**WHAT TO PRODUCE**
Would you transcribe the whole listing exactly, minus its pictures?

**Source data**

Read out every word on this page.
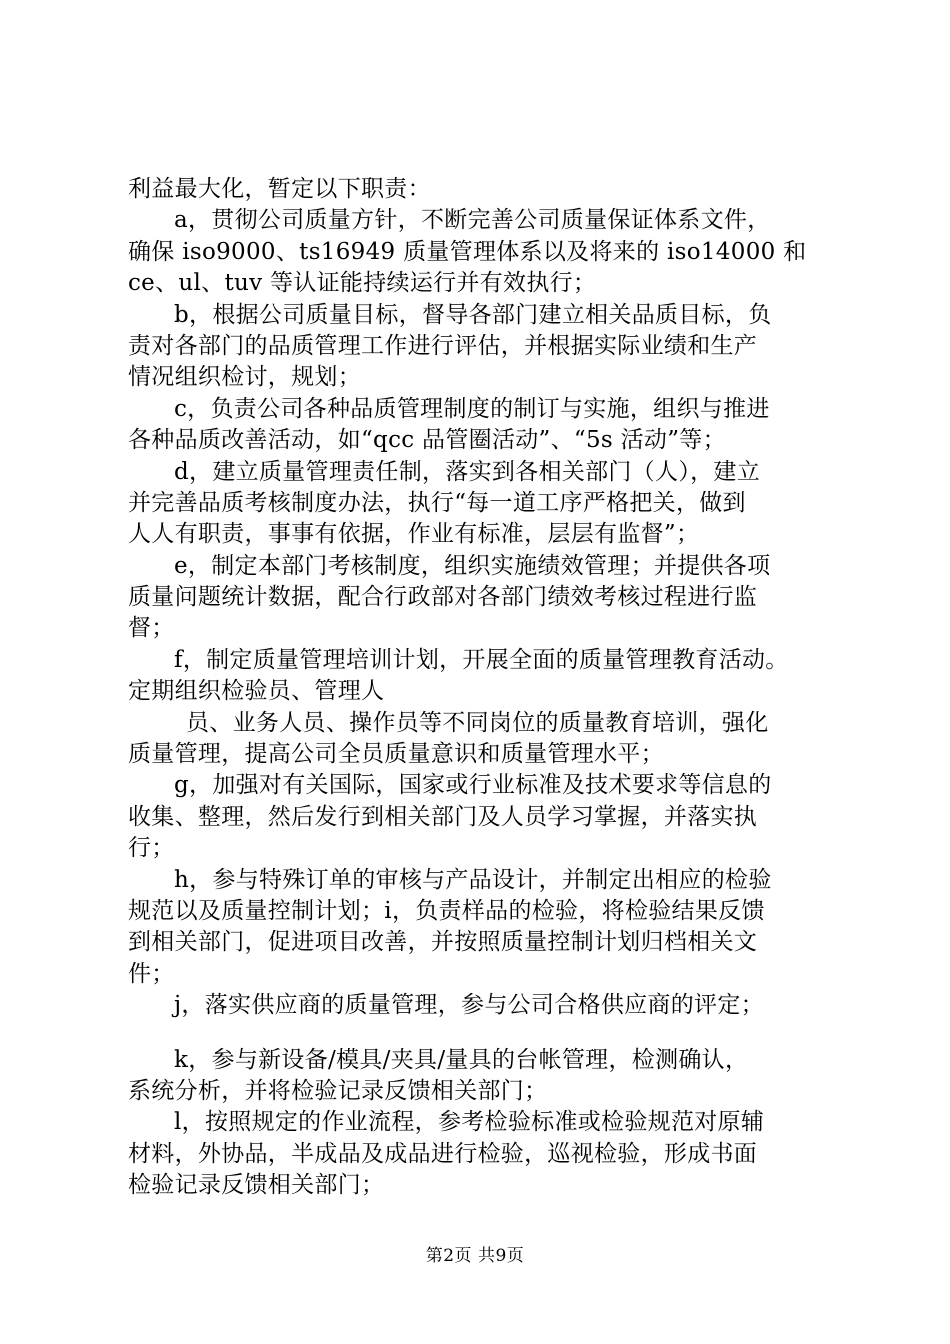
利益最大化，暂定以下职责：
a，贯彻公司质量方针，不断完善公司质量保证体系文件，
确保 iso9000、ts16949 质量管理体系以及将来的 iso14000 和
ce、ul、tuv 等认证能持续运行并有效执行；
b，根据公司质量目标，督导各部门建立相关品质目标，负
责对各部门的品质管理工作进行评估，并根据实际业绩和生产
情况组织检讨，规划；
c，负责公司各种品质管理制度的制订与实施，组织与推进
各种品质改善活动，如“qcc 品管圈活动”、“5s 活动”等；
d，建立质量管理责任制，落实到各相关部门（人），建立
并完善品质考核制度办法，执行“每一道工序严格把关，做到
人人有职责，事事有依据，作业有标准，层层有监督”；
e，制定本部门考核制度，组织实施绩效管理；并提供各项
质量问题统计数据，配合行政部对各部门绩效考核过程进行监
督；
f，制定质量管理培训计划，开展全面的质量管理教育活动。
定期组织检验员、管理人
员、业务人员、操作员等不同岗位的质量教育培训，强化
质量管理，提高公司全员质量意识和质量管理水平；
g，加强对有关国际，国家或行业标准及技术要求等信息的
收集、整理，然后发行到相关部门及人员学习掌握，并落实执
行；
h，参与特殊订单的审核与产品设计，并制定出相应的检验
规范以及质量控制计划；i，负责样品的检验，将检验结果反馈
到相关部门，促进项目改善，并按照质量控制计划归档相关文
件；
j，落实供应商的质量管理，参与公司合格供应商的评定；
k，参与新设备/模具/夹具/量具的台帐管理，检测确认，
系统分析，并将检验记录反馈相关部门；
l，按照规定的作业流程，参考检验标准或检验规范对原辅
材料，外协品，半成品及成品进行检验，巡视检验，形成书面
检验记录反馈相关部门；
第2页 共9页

**PROBLEM SOLUTION**
Read out every word on this page.
利益最大化，暂定以下职责：
a，贯彻公司质量方针，不断完善公司质量保证体系文件，
确保 iso9000、ts16949 质量管理体系以及将来的 iso14000 和
ce、ul、tuv 等认证能持续运行并有效执行；
b，根据公司质量目标，督导各部门建立相关品质目标，负
责对各部门的品质管理工作进行评估，并根据实际业绩和生产
情况组织检讨，规划；
c，负责公司各种品质管理制度的制订与实施，组织与推进
各种品质改善活动，如“qcc 品管圈活动”、“5s 活动”等；
d，建立质量管理责任制，落实到各相关部门（人），建立
并完善品质考核制度办法，执行“每一道工序严格把关，做到
人人有职责，事事有依据，作业有标准，层层有监督”；
e，制定本部门考核制度，组织实施绩效管理；并提供各项
质量问题统计数据，配合行政部对各部门绩效考核过程进行监
督；
f，制定质量管理培训计划，开展全面的质量管理教育活动。
定期组织检验员、管理人
员、业务人员、操作员等不同岗位的质量教育培训，强化
质量管理，提高公司全员质量意识和质量管理水平；
g，加强对有关国际，国家或行业标准及技术要求等信息的
收集、整理，然后发行到相关部门及人员学习掌握，并落实执
行；
h，参与特殊订单的审核与产品设计，并制定出相应的检验
规范以及质量控制计划；i，负责样品的检验，将检验结果反馈
到相关部门，促进项目改善，并按照质量控制计划归档相关文
件；
j，落实供应商的质量管理，参与公司合格供应商的评定；
k，参与新设备/模具/夹具/量具的台帐管理，检测确认，
系统分析，并将检验记录反馈相关部门；
l，按照规定的作业流程，参考检验标准或检验规范对原辅
材料，外协品，半成品及成品进行检验，巡视检验，形成书面
检验记录反馈相关部门；
第2页 共9页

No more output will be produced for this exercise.